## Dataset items
===

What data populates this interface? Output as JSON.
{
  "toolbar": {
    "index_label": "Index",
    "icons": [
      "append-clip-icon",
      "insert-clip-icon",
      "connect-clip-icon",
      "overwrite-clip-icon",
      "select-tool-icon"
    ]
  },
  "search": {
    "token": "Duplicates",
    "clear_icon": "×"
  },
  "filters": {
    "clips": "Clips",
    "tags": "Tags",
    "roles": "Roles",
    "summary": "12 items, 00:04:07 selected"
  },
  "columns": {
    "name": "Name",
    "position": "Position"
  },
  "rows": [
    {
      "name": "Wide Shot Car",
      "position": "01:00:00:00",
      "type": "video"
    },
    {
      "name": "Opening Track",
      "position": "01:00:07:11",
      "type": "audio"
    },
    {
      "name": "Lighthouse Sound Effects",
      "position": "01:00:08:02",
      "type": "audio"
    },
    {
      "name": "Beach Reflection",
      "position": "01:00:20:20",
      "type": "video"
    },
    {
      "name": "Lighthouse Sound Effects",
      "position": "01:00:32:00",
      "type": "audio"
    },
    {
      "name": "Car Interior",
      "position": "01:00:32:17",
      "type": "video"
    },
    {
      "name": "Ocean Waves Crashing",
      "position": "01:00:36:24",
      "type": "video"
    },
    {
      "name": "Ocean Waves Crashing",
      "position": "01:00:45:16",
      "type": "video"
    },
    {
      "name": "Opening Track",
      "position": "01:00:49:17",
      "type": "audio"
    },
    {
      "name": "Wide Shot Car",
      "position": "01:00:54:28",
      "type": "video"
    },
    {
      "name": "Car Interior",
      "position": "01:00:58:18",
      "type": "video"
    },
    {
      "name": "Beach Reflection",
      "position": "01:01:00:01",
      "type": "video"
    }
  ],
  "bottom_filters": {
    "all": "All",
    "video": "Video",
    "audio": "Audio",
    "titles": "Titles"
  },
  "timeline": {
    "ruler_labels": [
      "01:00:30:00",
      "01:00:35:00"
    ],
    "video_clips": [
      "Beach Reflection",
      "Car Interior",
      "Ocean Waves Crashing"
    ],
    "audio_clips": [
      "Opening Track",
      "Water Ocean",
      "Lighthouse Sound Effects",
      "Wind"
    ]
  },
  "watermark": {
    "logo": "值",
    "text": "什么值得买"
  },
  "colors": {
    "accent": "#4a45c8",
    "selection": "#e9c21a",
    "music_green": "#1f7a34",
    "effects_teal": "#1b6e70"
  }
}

===

Report each line in the preceding entries that holds the string "Ocean".

## Written response
      "name": "Ocean Waves Crashing",
      "name": "Ocean Waves Crashing",
      "Ocean Waves Crashing"
      "Water Ocean",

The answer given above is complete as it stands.